#### Written problem
Write the records below out again exactly as given, with no images.

Collected data entries
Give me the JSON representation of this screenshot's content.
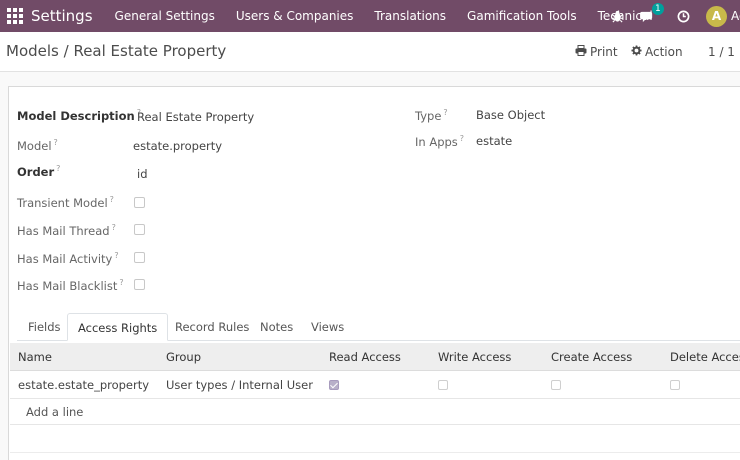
{
  "navbar": {
    "brand": "Settings",
    "menu": [
      "General Settings",
      "Users & Companies",
      "Translations",
      "Gamification Tools",
      "Technical"
    ],
    "messages_badge": "1",
    "user_initial": "A",
    "user_name": "Ac"
  },
  "control_panel": {
    "breadcrumb": "Models / Real Estate Property",
    "print_label": "Print",
    "action_label": "Action",
    "pager": "1 / 1"
  },
  "form": {
    "model_description_label": "Model Description",
    "model_description_value": "Real Estate Property",
    "model_label": "Model",
    "model_value": "estate.property",
    "order_label": "Order",
    "order_value": "id",
    "transient_label": "Transient Model",
    "mail_thread_label": "Has Mail Thread",
    "mail_activity_label": "Has Mail Activity",
    "mail_blacklist_label": "Has Mail Blacklist",
    "type_label": "Type",
    "type_value": "Base Object",
    "in_apps_label": "In Apps",
    "in_apps_value": "estate",
    "help_mark": "?"
  },
  "tabs": [
    "Fields",
    "Access Rights",
    "Record Rules",
    "Notes",
    "Views"
  ],
  "table": {
    "columns": [
      "Name",
      "Group",
      "Read Access",
      "Write Access",
      "Create Access",
      "Delete Access"
    ],
    "rows": [
      {
        "name": "estate.estate_property",
        "group": "User types / Internal User",
        "read": true,
        "write": false,
        "create": false,
        "delete": false
      }
    ],
    "add_line": "Add a line"
  }
}
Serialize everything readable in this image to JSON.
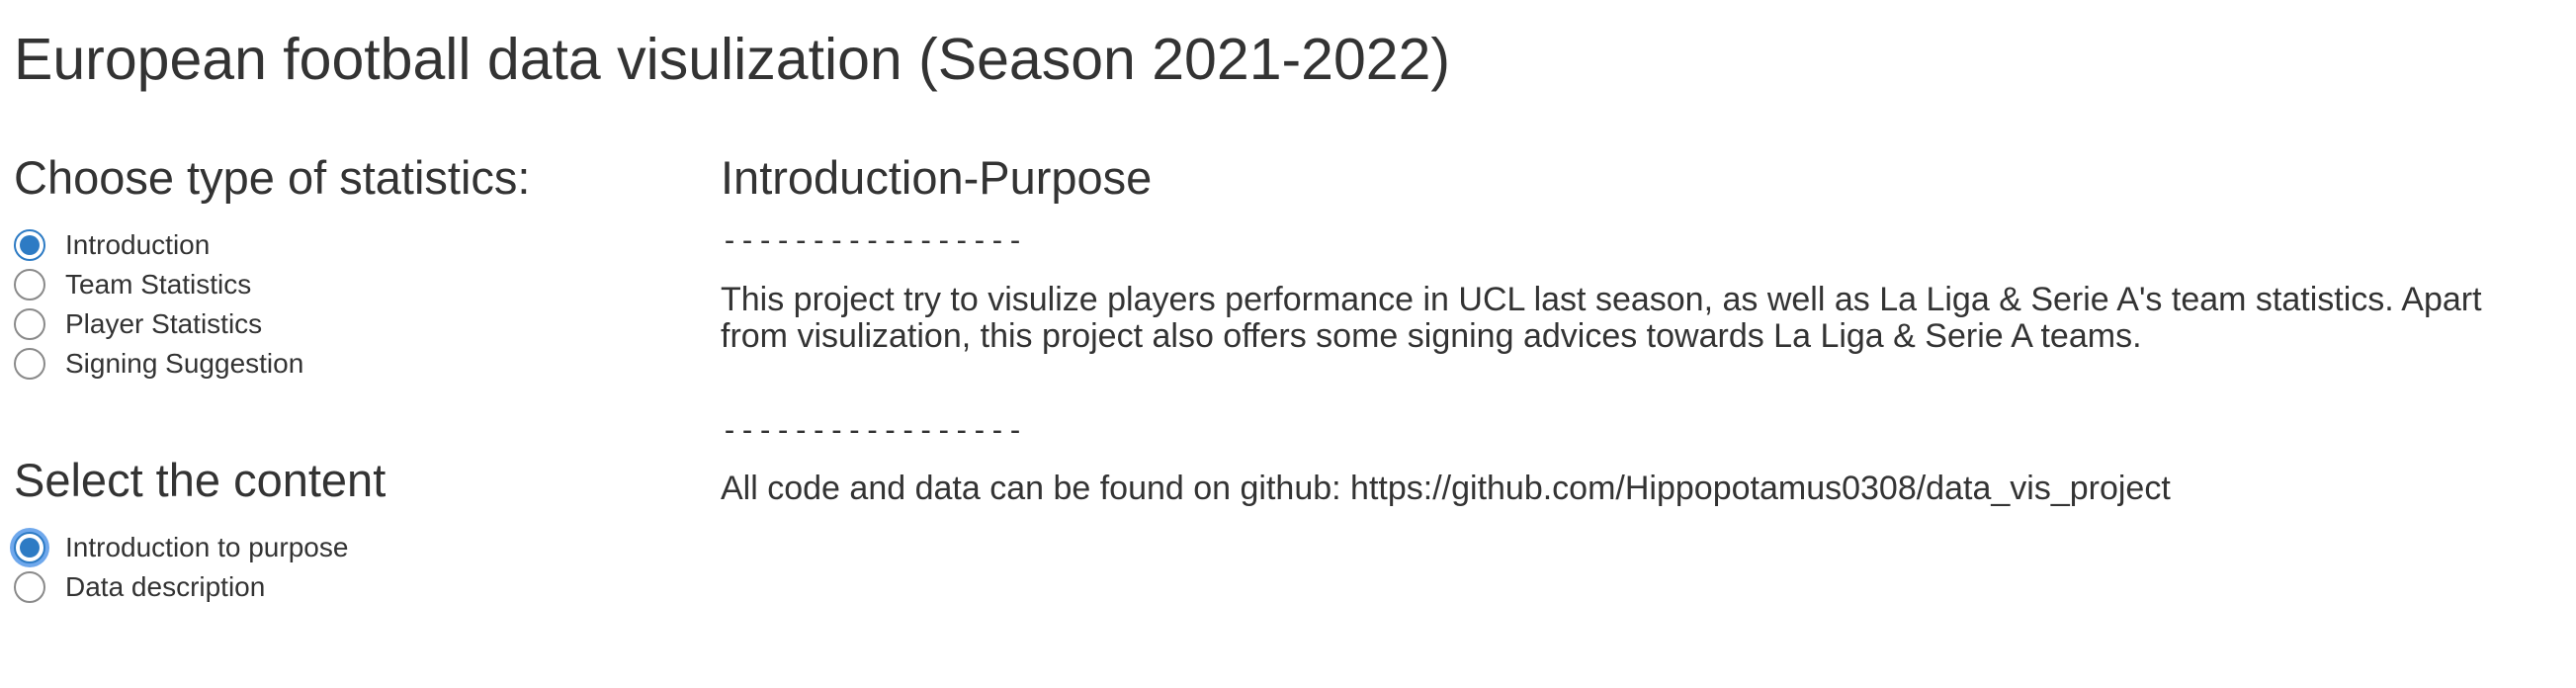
{
  "page": {
    "title": "European football data visulization (Season 2021-2022)"
  },
  "sidebar": {
    "statistics_heading": "Choose type of statistics:",
    "statistics_options": [
      {
        "label": "Introduction",
        "checked": true
      },
      {
        "label": "Team Statistics",
        "checked": false
      },
      {
        "label": "Player Statistics",
        "checked": false
      },
      {
        "label": "Signing Suggestion",
        "checked": false
      }
    ],
    "content_heading": "Select the content",
    "content_options": [
      {
        "label": "Introduction to purpose",
        "checked": true,
        "focused": true
      },
      {
        "label": "Data description",
        "checked": false
      }
    ]
  },
  "main": {
    "heading": "Introduction-Purpose",
    "divider_1": "-----------------",
    "paragraph_1": "This project try to visulize players performance in UCL last season, as well as La Liga & Serie A's team statistics. Apart from visulization, this project also offers some signing advices towards La Liga & Serie A teams.",
    "divider_2": "-----------------",
    "paragraph_2": "All code and data can be found on github: https://github.com/Hippopotamus0308/data_vis_project"
  },
  "colors": {
    "text": "#333333",
    "radio_checked": "#2d7bc4",
    "radio_border": "#8a8a8a",
    "focus_ring": "#6fa8ec"
  }
}
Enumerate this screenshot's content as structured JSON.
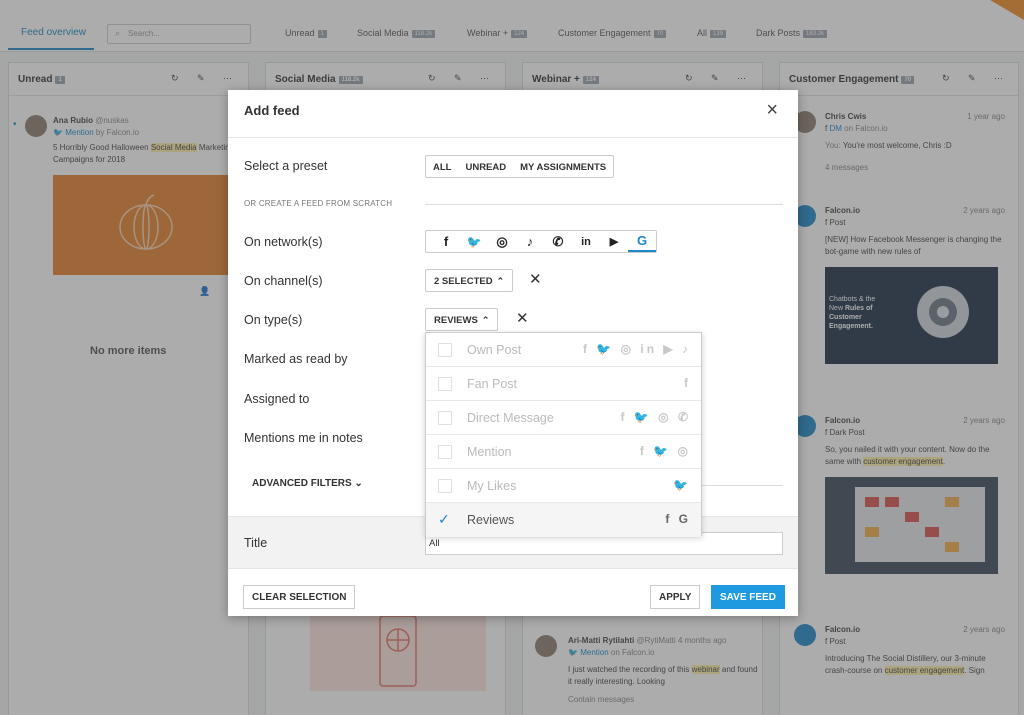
{
  "topbar": {
    "active_tab": "Feed overview",
    "search_placeholder": "Search...",
    "tabs": [
      {
        "label": "Unread",
        "count": "1"
      },
      {
        "label": "Social Media",
        "count": "118.2k"
      },
      {
        "label": "Webinar +",
        "count": "124"
      },
      {
        "label": "Customer Engagement",
        "count": "70"
      },
      {
        "label": "All",
        "count": "139"
      },
      {
        "label": "Dark Posts",
        "count": "183.2k"
      }
    ]
  },
  "columns": {
    "unread": {
      "title": "Unread",
      "count": "1",
      "post": {
        "author": "Ana Rubio",
        "handle": "@nuskas",
        "type": "Mention",
        "via": "by Falcon.io",
        "text_pre": "5 Horribly Good Halloween ",
        "text_hl": "Social Media",
        "text_post": " Marketing Campaigns for 2018"
      },
      "no_more": "No more items"
    },
    "social": {
      "title": "Social Media",
      "count": "118.2k"
    },
    "webinar": {
      "title": "Webinar +",
      "count": "124",
      "post": {
        "author": "Ari-Matti Rytilahti",
        "handle": "@RytiMatti",
        "time": "4 months ago",
        "type": "Mention",
        "via": "on Falcon.io",
        "text_pre": "I just watched the recording of this ",
        "text_hl": "webinar",
        "text_post": " and found it really interesting. Looking",
        "footer": "Contain messages"
      }
    },
    "customer": {
      "title": "Customer Engagement",
      "count": "70",
      "posts": [
        {
          "author": "Chris Cwis",
          "time": "1 year ago",
          "type": "DM",
          "via": "on Falcon.io",
          "text_pre": "You: ",
          "text": "You're most welcome, Chris :D",
          "footer": "4 messages"
        },
        {
          "author": "Falcon.io",
          "time": "2 years ago",
          "type": "Post",
          "text": "[NEW] How Facebook Messenger is changing the bot-game with new rules of",
          "image_text_1": "Chatbots & the New",
          "image_text_2": "Rules of Customer Engagement."
        },
        {
          "author": "Falcon.io",
          "time": "2 years ago",
          "type": "Dark Post",
          "text_pre": "So, you nailed it with your content. Now do the same with ",
          "text_hl": "customer engagement",
          "text_post": "."
        },
        {
          "author": "Falcon.io",
          "time": "2 years ago",
          "type": "Post",
          "text_pre": "Introducing The Social Distillery, our 3-minute crash-course on ",
          "text_hl": "customer engagement",
          "text_post": ". Sign"
        }
      ]
    }
  },
  "modal": {
    "title": "Add feed",
    "labels": {
      "preset": "Select a preset",
      "scratch": "OR CREATE A FEED FROM SCRATCH",
      "networks": "On network(s)",
      "channels": "On channel(s)",
      "types": "On type(s)",
      "marked": "Marked as read by",
      "assigned": "Assigned to",
      "mentions": "Mentions me in notes",
      "advanced": "ADVANCED FILTERS",
      "title": "Title"
    },
    "presets": [
      "ALL",
      "UNREAD",
      "MY ASSIGNMENTS"
    ],
    "networks": [
      {
        "name": "facebook-icon",
        "glyph": "f"
      },
      {
        "name": "twitter-icon",
        "glyph": "🐦"
      },
      {
        "name": "instagram-icon",
        "glyph": "◎"
      },
      {
        "name": "tiktok-icon",
        "glyph": "♪"
      },
      {
        "name": "whatsapp-icon",
        "glyph": "✆"
      },
      {
        "name": "linkedin-icon",
        "glyph": "in"
      },
      {
        "name": "youtube-icon",
        "glyph": "▶"
      },
      {
        "name": "google-icon",
        "glyph": "G",
        "selected": true
      }
    ],
    "channels_value": "2 SELECTED",
    "types_value": "REVIEWS",
    "type_options": [
      {
        "label": "Own Post",
        "icons": "f 🐦 ◎ in ▶ ♪",
        "checked": false
      },
      {
        "label": "Fan Post",
        "icons": "f",
        "checked": false
      },
      {
        "label": "Direct Message",
        "icons": "f 🐦 ◎ ✆",
        "checked": false
      },
      {
        "label": "Mention",
        "icons": "f 🐦 ◎",
        "checked": false
      },
      {
        "label": "My Likes",
        "icons": "🐦",
        "checked": false
      },
      {
        "label": "Reviews",
        "icons": "f G",
        "checked": true
      }
    ],
    "title_value": "All",
    "buttons": {
      "clear": "CLEAR SELECTION",
      "apply": "APPLY",
      "save": "SAVE FEED"
    }
  },
  "colors": {
    "accent": "#1e88c7",
    "primary_button": "#1e9be0",
    "highlight": "#fff1a8",
    "brand_orange": "#f28c28"
  }
}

#### Solution for this task
Give me the JSON representation of this screenshot's content.
{
  "navbar": {
    "brand": "Settings",
    "menu": [
      "General Settings",
      "Users & Companies",
      "Translations",
      "Gamification Tools",
      "Technical"
    ],
    "messages_badge": "1",
    "user_initial": "A",
    "user_name": "Ac"
  },
  "control_panel": {
    "breadcrumb": "Models / Real Estate Property",
    "print_label": "Print",
    "action_label": "Action",
    "pager": "1 / 1"
  },
  "form": {
    "model_description_label": "Model Description",
    "model_description_value": "Real Estate Property",
    "model_label": "Model",
    "model_value": "estate.property",
    "order_label": "Order",
    "order_value": "id",
    "transient_label": "Transient Model",
    "mail_thread_label": "Has Mail Thread",
    "mail_activity_label": "Has Mail Activity",
    "mail_blacklist_label": "Has Mail Blacklist",
    "type_label": "Type",
    "type_value": "Base Object",
    "in_apps_label": "In Apps",
    "in_apps_value": "estate",
    "help_mark": "?"
  },
  "tabs": [
    "Fields",
    "Access Rights",
    "Record Rules",
    "Notes",
    "Views"
  ],
  "table": {
    "columns": [
      "Name",
      "Group",
      "Read Access",
      "Write Access",
      "Create Access",
      "Delete Access"
    ],
    "rows": [
      {
        "name": "estate.estate_property",
        "group": "User types / Internal User",
        "read": true,
        "write": false,
        "create": false,
        "delete": false
      }
    ],
    "add_line": "Add a line"
  }
}
Serialize everything readable in this image to JSON.
{
  "page": {
    "title": "European football data visulization (Season 2021-2022)"
  },
  "sidebar": {
    "statistics_heading": "Choose type of statistics:",
    "statistics_options": [
      {
        "label": "Introduction",
        "checked": true
      },
      {
        "label": "Team Statistics",
        "checked": false
      },
      {
        "label": "Player Statistics",
        "checked": false
      },
      {
        "label": "Signing Suggestion",
        "checked": false
      }
    ],
    "content_heading": "Select the content",
    "content_options": [
      {
        "label": "Introduction to purpose",
        "checked": true,
        "focused": true
      },
      {
        "label": "Data description",
        "checked": false
      }
    ]
  },
  "main": {
    "heading": "Introduction-Purpose",
    "divider_1": "-----------------",
    "paragraph_1": "This project try to visulize players performance in UCL last season, as well as La Liga & Serie A's team statistics. Apart from visulization, this project also offers some signing advices towards La Liga & Serie A teams.",
    "divider_2": "-----------------",
    "paragraph_2": "All code and data can be found on github: https://github.com/Hippopotamus0308/data_vis_project"
  },
  "colors": {
    "text": "#333333",
    "radio_checked": "#2d7bc4",
    "radio_border": "#8a8a8a",
    "focus_ring": "#6fa8ec"
  }
}
Enumerate this screenshot's content as structured JSON.
{
  "topbar": {
    "active_tab": "Feed overview",
    "search_placeholder": "Search...",
    "tabs": [
      {
        "label": "Unread",
        "count": "1"
      },
      {
        "label": "Social Media",
        "count": "118.2k"
      },
      {
        "label": "Webinar +",
        "count": "124"
      },
      {
        "label": "Customer Engagement",
        "count": "70"
      },
      {
        "label": "All",
        "count": "139"
      },
      {
        "label": "Dark Posts",
        "count": "183.2k"
      }
    ]
  },
  "columns": {
    "unread": {
      "title": "Unread",
      "count": "1",
      "post": {
        "author": "Ana Rubio",
        "handle": "@nuskas",
        "type": "Mention",
        "via": "by Falcon.io",
        "text_pre": "5 Horribly Good Halloween ",
        "text_hl": "Social Media",
        "text_post": " Marketing Campaigns for 2018"
      },
      "no_more": "No more items"
    },
    "social": {
      "title": "Social Media",
      "count": "118.2k"
    },
    "webinar": {
      "title": "Webinar +",
      "count": "124",
      "post": {
        "author": "Ari-Matti Rytilahti",
        "handle": "@RytiMatti",
        "time": "4 months ago",
        "type": "Mention",
        "via": "on Falcon.io",
        "text_pre": "I just watched the recording of this ",
        "text_hl": "webinar",
        "text_post": " and found it really interesting. Looking",
        "footer": "Contain messages"
      }
    },
    "customer": {
      "title": "Customer Engagement",
      "count": "70",
      "posts": [
        {
          "author": "Chris Cwis",
          "time": "1 year ago",
          "type": "DM",
          "via": "on Falcon.io",
          "text_pre": "You: ",
          "text": "You're most welcome, Chris :D",
          "footer": "4 messages"
        },
        {
          "author": "Falcon.io",
          "time": "2 years ago",
          "type": "Post",
          "text": "[NEW] How Facebook Messenger is changing the bot-game with new rules of",
          "image_text_1": "Chatbots & the New",
          "image_text_2": "Rules of Customer Engagement."
        },
        {
          "author": "Falcon.io",
          "time": "2 years ago",
          "type": "Dark Post",
          "text_pre": "So, you nailed it with your content. Now do the same with ",
          "text_hl": "customer engagement",
          "text_post": "."
        },
        {
          "author": "Falcon.io",
          "time": "2 years ago",
          "type": "Post",
          "text_pre": "Introducing The Social Distillery, our 3-minute crash-course on ",
          "text_hl": "customer engagement",
          "text_post": ". Sign"
        }
      ]
    }
  },
  "modal": {
    "title": "Add feed",
    "labels": {
      "preset": "Select a preset",
      "scratch": "OR CREATE A FEED FROM SCRATCH",
      "networks": "On network(s)",
      "channels": "On channel(s)",
      "types": "On type(s)",
      "marked": "Marked as read by",
      "assigned": "Assigned to",
      "mentions": "Mentions me in notes",
      "advanced": "ADVANCED FILTERS",
      "title": "Title"
    },
    "presets": [
      "ALL",
      "UNREAD",
      "MY ASSIGNMENTS"
    ],
    "networks": [
      {
        "name": "facebook-icon",
        "glyph": "f"
      },
      {
        "name": "twitter-icon",
        "glyph": "🐦"
      },
      {
        "name": "instagram-icon",
        "glyph": "◎"
      },
      {
        "name": "tiktok-icon",
        "glyph": "♪"
      },
      {
        "name": "whatsapp-icon",
        "glyph": "✆"
      },
      {
        "name": "linkedin-icon",
        "glyph": "in"
      },
      {
        "name": "youtube-icon",
        "glyph": "▶"
      },
      {
        "name": "google-icon",
        "glyph": "G",
        "selected": true
      }
    ],
    "channels_value": "2 SELECTED",
    "types_value": "REVIEWS",
    "type_options": [
      {
        "label": "Own Post",
        "icons": "f 🐦 ◎ in ▶ ♪",
        "checked": false
      },
      {
        "label": "Fan Post",
        "icons": "f",
        "checked": false
      },
      {
        "label": "Direct Message",
        "icons": "f 🐦 ◎ ✆",
        "checked": false
      },
      {
        "label": "Mention",
        "icons": "f 🐦 ◎",
        "checked": false
      },
      {
        "label": "My Likes",
        "icons": "🐦",
        "checked": false
      },
      {
        "label": "Reviews",
        "icons": "f G",
        "checked": true
      }
    ],
    "title_value": "All",
    "buttons": {
      "clear": "CLEAR SELECTION",
      "apply": "APPLY",
      "save": "SAVE FEED"
    }
  },
  "colors": {
    "accent": "#1e88c7",
    "primary_button": "#1e9be0",
    "highlight": "#fff1a8",
    "brand_orange": "#f28c28"
  }
}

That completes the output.